Work to do: All the entries need to be quoted exactly, apart from the pictures, which you should drop.

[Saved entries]
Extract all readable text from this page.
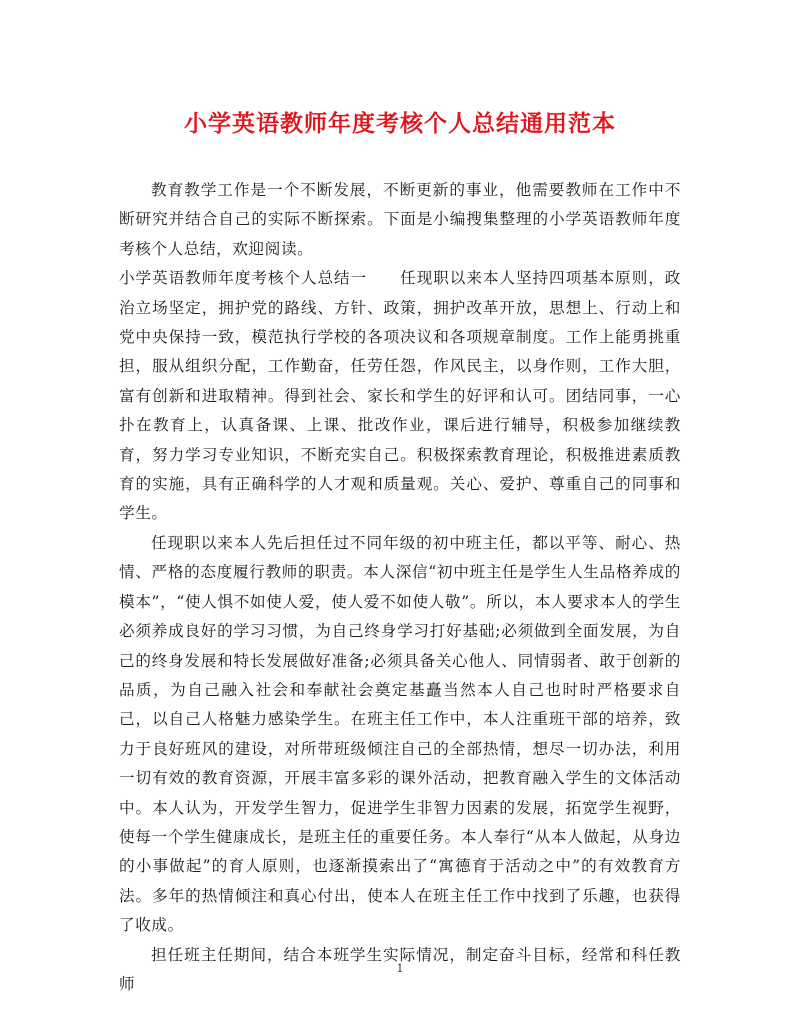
小学英语教师年度考核个人总结通用范本

教育教学工作是一个不断发展，不断更新的事业，他需要教师在工作中不断研究并结合自己的实际不断探索。下面是小编搜集整理的小学英语教师年度考核个人总结，欢迎阅读。

小学英语教师年度考核个人总结一　　任现职以来本人坚持四项基本原则，政治立场坚定，拥护党的路线、方针、政策，拥护改革开放，思想上、行动上和党中央保持一致，模范执行学校的各项决议和各项规章制度。工作上能勇挑重担，服从组织分配，工作勤奋，任劳任怨，作风民主，以身作则，工作大胆，富有创新和进取精神。得到社会、家长和学生的好评和认可。团结同事，一心扑在教育上，认真备课、上课、批改作业，课后进行辅导，积极参加继续教育，努力学习专业知识，不断充实自己。积极探索教育理论，积极推进素质教育的实施，具有正确科学的人才观和质量观。关心、爱护、尊重自己的同事和学生。

任现职以来本人先后担任过不同年级的初中班主任，都以平等、耐心、热情、严格的态度履行教师的职责。本人深信“初中班主任是学生人生品格养成的模本”，“使人惧不如使人爱，使人爱不如使人敬”。所以，本人要求本人的学生必须养成良好的学习习惯，为自己终身学习打好基础;必须做到全面发展，为自己的终身发展和特长发展做好准备;必须具备关心他人、同情弱者、敢于创新的品质，为自己融入社会和奉献社会奠定基矗当然本人自己也时时严格要求自己，以自己人格魅力感染学生。在班主任工作中，本人注重班干部的培养，致力于良好班风的建设，对所带班级倾注自己的全部热情，想尽一切办法，利用一切有效的教育资源，开展丰富多彩的课外活动，把教育融入学生的文体活动中。本人认为，开发学生智力，促进学生非智力因素的发展，拓宽学生视野，使每一个学生健康成长，是班主任的重要任务。本人奉行“从本人做起，从身边的小事做起”的育人原则，也逐渐摸索出了“寓德育于活动之中”的有效教育方法。多年的热情倾注和真心付出，使本人在班主任工作中找到了乐趣，也获得了收成。

担任班主任期间，结合本班学生实际情况，制定奋斗目标，经常和科任教师

1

Expected answer:
Extract all readable text from this page.
小学英语教师年度考核个人总结通用范本

教育教学工作是一个不断发展，不断更新的事业，他需要教师在工作中不断研究并结合自己的实际不断探索。下面是小编搜集整理的小学英语教师年度考核个人总结，欢迎阅读。

小学英语教师年度考核个人总结一　　任现职以来本人坚持四项基本原则，政治立场坚定，拥护党的路线、方针、政策，拥护改革开放，思想上、行动上和党中央保持一致，模范执行学校的各项决议和各项规章制度。工作上能勇挑重担，服从组织分配，工作勤奋，任劳任怨，作风民主，以身作则，工作大胆，富有创新和进取精神。得到社会、家长和学生的好评和认可。团结同事，一心扑在教育上，认真备课、上课、批改作业，课后进行辅导，积极参加继续教育，努力学习专业知识，不断充实自己。积极探索教育理论，积极推进素质教育的实施，具有正确科学的人才观和质量观。关心、爱护、尊重自己的同事和学生。

任现职以来本人先后担任过不同年级的初中班主任，都以平等、耐心、热情、严格的态度履行教师的职责。本人深信“初中班主任是学生人生品格养成的模本”，“使人惧不如使人爱，使人爱不如使人敬”。所以，本人要求本人的学生必须养成良好的学习习惯，为自己终身学习打好基础;必须做到全面发展，为自己的终身发展和特长发展做好准备;必须具备关心他人、同情弱者、敢于创新的品质，为自己融入社会和奉献社会奠定基矗当然本人自己也时时严格要求自己，以自己人格魅力感染学生。在班主任工作中，本人注重班干部的培养，致力于良好班风的建设，对所带班级倾注自己的全部热情，想尽一切办法，利用一切有效的教育资源，开展丰富多彩的课外活动，把教育融入学生的文体活动中。本人认为，开发学生智力，促进学生非智力因素的发展，拓宽学生视野，使每一个学生健康成长，是班主任的重要任务。本人奉行“从本人做起，从身边的小事做起”的育人原则，也逐渐摸索出了“寓德育于活动之中”的有效教育方法。多年的热情倾注和真心付出，使本人在班主任工作中找到了乐趣，也获得了收成。

担任班主任期间，结合本班学生实际情况，制定奋斗目标，经常和科任教师

1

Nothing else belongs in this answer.